> _WHAT IS REQUIRED_: Start at the line that has "list UI elements" and stop after the line that has "candle (165, 133, 171, 217)". Write those lines out again with "price-tick-label" changed to "price-axis-label" and nothing else altered.

+---+

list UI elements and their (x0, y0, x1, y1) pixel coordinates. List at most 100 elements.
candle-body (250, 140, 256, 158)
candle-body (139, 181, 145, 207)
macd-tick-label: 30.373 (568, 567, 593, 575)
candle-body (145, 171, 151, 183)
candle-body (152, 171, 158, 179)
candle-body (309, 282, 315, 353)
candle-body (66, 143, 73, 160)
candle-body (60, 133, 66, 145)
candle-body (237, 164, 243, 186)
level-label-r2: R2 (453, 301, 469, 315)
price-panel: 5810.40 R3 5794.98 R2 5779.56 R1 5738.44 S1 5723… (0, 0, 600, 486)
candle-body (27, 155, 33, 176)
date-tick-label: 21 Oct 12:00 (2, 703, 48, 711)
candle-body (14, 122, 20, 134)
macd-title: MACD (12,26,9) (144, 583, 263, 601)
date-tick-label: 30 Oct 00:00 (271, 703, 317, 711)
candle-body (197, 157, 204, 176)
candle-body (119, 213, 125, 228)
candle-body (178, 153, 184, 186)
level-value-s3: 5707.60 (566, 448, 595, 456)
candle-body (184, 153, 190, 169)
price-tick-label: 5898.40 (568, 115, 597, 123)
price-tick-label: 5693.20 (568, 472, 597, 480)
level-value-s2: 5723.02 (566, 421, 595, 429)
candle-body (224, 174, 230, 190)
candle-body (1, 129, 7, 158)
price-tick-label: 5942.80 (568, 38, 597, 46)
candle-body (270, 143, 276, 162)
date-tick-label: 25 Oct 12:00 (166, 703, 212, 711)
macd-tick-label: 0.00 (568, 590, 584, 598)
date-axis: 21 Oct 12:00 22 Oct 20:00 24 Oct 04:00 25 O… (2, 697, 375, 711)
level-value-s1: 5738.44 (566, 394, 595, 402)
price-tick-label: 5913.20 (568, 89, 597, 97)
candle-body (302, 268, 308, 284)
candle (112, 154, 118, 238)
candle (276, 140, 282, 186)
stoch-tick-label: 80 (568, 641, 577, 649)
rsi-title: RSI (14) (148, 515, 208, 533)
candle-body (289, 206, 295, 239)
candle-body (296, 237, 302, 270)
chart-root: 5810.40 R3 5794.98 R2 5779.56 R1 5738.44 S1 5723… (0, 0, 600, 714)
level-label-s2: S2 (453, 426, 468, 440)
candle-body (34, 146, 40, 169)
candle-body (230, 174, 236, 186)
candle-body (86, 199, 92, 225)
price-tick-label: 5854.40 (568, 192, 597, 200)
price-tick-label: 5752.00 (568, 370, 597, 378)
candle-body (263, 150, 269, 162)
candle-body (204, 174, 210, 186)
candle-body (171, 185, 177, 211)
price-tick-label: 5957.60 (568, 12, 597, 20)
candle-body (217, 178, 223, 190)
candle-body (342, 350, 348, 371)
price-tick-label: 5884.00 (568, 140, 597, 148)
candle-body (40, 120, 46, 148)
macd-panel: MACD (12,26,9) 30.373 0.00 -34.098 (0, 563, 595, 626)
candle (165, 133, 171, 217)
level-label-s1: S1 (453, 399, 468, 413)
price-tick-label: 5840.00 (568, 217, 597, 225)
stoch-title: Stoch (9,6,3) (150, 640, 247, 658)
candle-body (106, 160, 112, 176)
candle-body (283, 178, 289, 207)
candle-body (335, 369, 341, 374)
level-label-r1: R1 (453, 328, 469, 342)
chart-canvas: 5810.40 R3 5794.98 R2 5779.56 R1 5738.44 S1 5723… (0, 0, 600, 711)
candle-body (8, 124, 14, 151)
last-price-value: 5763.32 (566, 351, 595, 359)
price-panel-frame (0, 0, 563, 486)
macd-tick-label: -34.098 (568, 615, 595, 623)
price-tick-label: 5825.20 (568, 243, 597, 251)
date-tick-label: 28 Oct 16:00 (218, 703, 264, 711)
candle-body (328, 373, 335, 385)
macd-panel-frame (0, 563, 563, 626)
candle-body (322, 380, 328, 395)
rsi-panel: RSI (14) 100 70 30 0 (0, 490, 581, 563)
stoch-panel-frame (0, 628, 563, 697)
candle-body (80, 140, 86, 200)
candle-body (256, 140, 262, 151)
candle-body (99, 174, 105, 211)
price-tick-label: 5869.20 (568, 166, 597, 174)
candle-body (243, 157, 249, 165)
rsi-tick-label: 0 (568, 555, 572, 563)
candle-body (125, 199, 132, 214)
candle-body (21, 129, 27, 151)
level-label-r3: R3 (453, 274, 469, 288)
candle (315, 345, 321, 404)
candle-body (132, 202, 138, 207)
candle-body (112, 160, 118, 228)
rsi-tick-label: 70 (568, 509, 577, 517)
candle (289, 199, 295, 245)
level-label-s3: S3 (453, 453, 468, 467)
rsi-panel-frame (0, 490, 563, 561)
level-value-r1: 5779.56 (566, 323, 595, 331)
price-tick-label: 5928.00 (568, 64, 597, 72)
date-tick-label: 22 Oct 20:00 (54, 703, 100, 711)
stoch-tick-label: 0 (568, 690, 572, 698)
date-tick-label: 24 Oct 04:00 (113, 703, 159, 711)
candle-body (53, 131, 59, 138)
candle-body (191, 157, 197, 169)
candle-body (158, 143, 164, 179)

+---+

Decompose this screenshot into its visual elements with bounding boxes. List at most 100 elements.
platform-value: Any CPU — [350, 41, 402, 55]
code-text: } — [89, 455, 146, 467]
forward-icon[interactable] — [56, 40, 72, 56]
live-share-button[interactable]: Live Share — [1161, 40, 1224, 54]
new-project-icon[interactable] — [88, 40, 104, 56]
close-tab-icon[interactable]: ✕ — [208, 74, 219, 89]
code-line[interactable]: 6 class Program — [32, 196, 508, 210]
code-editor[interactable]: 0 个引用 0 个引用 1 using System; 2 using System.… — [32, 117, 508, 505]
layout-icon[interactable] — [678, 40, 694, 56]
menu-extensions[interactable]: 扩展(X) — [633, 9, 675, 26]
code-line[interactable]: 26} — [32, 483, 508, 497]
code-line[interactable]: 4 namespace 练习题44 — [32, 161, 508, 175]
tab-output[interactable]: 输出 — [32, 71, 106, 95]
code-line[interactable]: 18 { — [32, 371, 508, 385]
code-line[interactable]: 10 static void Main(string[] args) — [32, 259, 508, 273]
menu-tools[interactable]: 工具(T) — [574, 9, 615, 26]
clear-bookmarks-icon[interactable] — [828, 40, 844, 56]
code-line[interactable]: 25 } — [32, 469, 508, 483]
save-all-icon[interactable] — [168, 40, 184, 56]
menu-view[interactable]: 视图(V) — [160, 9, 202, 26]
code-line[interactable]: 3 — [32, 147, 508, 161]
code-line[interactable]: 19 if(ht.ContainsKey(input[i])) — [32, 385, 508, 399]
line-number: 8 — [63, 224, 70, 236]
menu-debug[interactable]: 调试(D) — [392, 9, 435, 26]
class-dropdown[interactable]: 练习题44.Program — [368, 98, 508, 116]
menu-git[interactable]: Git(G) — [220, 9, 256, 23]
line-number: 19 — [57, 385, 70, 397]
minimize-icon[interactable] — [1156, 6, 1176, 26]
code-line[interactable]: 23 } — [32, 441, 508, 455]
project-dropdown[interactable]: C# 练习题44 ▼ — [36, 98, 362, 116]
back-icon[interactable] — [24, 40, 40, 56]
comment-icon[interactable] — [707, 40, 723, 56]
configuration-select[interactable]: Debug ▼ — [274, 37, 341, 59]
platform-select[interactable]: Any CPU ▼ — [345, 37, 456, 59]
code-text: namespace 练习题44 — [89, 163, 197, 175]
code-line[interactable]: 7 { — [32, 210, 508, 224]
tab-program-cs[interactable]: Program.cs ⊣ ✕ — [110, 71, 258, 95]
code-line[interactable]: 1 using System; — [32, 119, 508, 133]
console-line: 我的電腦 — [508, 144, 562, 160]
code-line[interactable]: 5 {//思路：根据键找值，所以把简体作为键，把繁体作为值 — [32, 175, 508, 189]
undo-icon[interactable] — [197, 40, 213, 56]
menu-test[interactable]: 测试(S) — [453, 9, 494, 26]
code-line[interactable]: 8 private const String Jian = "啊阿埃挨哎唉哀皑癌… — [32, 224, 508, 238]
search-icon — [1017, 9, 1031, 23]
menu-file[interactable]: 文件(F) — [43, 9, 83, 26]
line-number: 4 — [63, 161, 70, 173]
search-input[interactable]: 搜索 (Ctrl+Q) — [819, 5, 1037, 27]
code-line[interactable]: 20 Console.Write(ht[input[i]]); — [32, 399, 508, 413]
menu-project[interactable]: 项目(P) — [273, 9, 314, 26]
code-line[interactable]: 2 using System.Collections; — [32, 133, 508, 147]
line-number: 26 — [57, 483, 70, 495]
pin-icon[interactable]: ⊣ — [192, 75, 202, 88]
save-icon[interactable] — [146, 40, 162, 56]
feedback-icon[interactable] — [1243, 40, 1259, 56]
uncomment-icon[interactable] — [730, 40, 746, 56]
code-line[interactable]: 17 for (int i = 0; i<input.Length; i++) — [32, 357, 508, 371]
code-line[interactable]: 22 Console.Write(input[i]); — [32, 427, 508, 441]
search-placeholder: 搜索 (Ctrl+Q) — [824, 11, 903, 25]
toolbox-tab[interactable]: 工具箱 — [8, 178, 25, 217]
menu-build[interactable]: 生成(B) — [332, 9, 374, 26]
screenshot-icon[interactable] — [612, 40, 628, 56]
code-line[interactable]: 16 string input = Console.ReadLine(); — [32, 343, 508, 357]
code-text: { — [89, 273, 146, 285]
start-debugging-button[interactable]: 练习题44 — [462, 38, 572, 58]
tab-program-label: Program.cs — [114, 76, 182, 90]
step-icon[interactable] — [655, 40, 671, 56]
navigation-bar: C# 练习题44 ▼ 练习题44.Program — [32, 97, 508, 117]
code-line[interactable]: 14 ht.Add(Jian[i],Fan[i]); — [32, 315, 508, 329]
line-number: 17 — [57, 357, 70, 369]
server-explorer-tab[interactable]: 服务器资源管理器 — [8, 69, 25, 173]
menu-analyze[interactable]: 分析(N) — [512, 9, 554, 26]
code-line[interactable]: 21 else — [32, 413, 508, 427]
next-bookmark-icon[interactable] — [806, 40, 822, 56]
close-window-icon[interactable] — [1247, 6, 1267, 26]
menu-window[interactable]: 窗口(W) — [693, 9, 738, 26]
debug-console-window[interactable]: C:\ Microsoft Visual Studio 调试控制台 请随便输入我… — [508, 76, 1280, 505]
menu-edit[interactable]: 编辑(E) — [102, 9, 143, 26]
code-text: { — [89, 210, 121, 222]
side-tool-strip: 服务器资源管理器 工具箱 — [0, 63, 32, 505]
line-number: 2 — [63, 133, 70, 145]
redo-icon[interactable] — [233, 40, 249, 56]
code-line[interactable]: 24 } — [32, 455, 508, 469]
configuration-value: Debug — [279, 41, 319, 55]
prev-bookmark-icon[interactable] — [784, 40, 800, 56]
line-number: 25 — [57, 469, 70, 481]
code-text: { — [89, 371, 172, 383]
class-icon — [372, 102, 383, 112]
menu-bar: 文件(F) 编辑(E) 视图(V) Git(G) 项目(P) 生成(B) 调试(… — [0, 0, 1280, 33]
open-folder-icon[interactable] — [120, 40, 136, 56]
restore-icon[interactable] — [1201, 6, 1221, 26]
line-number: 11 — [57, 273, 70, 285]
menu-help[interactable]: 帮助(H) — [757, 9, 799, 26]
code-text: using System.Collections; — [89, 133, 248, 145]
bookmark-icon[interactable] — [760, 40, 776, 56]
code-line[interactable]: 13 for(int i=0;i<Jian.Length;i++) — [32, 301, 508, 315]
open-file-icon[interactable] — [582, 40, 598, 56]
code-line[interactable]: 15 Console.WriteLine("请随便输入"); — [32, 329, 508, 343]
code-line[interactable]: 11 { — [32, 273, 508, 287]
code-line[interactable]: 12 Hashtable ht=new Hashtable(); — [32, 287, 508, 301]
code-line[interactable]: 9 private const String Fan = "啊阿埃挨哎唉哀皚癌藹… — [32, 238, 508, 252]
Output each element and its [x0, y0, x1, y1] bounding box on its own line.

+---+

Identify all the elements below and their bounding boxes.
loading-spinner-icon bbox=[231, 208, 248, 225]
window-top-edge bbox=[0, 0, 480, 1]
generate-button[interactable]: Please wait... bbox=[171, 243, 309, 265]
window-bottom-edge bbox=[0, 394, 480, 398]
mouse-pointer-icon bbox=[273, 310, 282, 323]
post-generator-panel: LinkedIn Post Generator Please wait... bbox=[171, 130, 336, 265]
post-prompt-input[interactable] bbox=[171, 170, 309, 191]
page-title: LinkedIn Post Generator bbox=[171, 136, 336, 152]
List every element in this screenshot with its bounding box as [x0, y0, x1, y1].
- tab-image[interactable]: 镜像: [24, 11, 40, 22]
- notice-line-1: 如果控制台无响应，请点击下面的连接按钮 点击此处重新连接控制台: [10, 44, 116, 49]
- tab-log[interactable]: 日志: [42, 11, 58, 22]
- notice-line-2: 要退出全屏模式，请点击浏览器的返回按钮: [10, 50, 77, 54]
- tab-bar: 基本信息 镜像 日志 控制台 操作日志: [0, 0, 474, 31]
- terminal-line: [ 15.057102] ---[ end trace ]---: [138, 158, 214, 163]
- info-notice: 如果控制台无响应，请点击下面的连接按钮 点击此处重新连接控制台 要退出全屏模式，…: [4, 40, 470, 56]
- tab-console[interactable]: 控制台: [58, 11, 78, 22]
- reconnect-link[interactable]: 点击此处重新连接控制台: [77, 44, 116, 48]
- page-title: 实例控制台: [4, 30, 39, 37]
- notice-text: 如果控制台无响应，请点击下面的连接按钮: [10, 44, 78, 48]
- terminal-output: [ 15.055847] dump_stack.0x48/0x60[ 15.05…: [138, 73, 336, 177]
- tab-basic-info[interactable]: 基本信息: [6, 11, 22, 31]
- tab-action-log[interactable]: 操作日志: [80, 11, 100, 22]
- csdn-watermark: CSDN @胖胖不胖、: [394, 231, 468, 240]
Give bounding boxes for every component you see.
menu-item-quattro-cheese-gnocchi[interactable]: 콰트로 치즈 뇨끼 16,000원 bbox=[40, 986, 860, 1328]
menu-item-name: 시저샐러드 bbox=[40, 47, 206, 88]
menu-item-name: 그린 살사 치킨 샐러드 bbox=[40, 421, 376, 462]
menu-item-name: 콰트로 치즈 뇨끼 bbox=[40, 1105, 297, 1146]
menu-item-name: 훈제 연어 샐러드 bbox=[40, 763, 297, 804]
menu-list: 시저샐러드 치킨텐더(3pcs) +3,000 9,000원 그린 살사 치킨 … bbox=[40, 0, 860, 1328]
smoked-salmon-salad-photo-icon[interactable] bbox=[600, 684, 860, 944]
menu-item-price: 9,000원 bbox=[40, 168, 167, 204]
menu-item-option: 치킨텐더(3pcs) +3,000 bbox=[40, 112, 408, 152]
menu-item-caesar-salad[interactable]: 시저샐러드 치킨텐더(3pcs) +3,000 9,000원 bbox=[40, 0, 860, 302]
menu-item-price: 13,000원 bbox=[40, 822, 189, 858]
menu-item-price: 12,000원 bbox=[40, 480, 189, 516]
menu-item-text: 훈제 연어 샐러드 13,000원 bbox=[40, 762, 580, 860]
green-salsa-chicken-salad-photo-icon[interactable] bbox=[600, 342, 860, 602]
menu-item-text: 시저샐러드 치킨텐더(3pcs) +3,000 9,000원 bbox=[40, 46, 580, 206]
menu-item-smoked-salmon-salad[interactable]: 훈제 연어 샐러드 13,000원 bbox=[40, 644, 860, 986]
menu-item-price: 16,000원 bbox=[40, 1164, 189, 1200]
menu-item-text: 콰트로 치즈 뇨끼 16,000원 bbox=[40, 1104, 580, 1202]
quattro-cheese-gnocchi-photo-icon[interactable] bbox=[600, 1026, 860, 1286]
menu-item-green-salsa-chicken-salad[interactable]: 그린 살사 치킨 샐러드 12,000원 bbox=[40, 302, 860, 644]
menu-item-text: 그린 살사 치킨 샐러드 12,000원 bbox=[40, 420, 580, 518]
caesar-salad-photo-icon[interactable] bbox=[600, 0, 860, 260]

+---+

> _OUTPUT OF THE EXERCISE_:
list UI elements and their (x0, y0, x1, y1) pixel coordinates. List at most 100 elements.
candle-body (250, 140, 256, 158)
candle-body (139, 181, 145, 207)
macd-tick-label: 30.373 (568, 567, 593, 575)
candle-body (145, 171, 151, 183)
candle-body (152, 171, 158, 179)
candle-body (309, 282, 315, 353)
candle-body (66, 143, 73, 160)
candle-body (60, 133, 66, 145)
candle-body (237, 164, 243, 186)
level-label-r2: R2 (453, 301, 469, 315)
price-panel: 5810.40 R3 5794.98 R2 5779.56 R1 5738.44 S1 5723… (0, 0, 600, 486)
candle-body (27, 155, 33, 176)
date-tick-label: 21 Oct 12:00 (2, 703, 48, 711)
candle-body (14, 122, 20, 134)
macd-title: MACD (12,26,9) (144, 583, 263, 601)
date-tick-label: 30 Oct 00:00 (271, 703, 317, 711)
candle-body (197, 157, 204, 176)
candle-body (119, 213, 125, 228)
candle-body (178, 153, 184, 186)
level-value-s3: 5707.60 (566, 448, 595, 456)
candle-body (184, 153, 190, 169)
price-axis-label: 5898.40 (568, 115, 597, 123)
price-axis-label: 5693.20 (568, 472, 597, 480)
level-value-s2: 5723.02 (566, 421, 595, 429)
candle-body (224, 174, 230, 190)
candle-body (1, 129, 7, 158)
price-axis-label: 5942.80 (568, 38, 597, 46)
candle-body (270, 143, 276, 162)
date-tick-label: 25 Oct 12:00 (166, 703, 212, 711)
macd-tick-label: 0.00 (568, 590, 584, 598)
date-axis: 21 Oct 12:00 22 Oct 20:00 24 Oct 04:00 25 O… (2, 697, 375, 711)
level-value-s1: 5738.44 (566, 394, 595, 402)
price-axis-label: 5913.20 (568, 89, 597, 97)
candle-body (302, 268, 308, 284)
candle (112, 154, 118, 238)
candle (276, 140, 282, 186)
stoch-tick-label: 80 (568, 641, 577, 649)
rsi-title: RSI (14) (148, 515, 208, 533)
candle-body (289, 206, 295, 239)
candle-body (296, 237, 302, 270)
chart-root: 5810.40 R3 5794.98 R2 5779.56 R1 5738.44 S1 5723… (0, 0, 600, 714)
level-label-s2: S2 (453, 426, 468, 440)
candle-body (34, 146, 40, 169)
candle-body (230, 174, 236, 186)
candle-body (86, 199, 92, 225)
price-axis-label: 5854.40 (568, 192, 597, 200)
price-axis-label: 5752.00 (568, 370, 597, 378)
candle-body (263, 150, 269, 162)
candle-body (204, 174, 210, 186)
candle-body (171, 185, 177, 211)
price-axis-label: 5957.60 (568, 12, 597, 20)
candle-body (217, 178, 223, 190)
candle-body (342, 350, 348, 371)
price-axis-label: 5884.00 (568, 140, 597, 148)
candle-body (40, 120, 46, 148)
macd-panel: MACD (12,26,9) 30.373 0.00 -34.098 (0, 563, 595, 626)
candle (165, 133, 171, 217)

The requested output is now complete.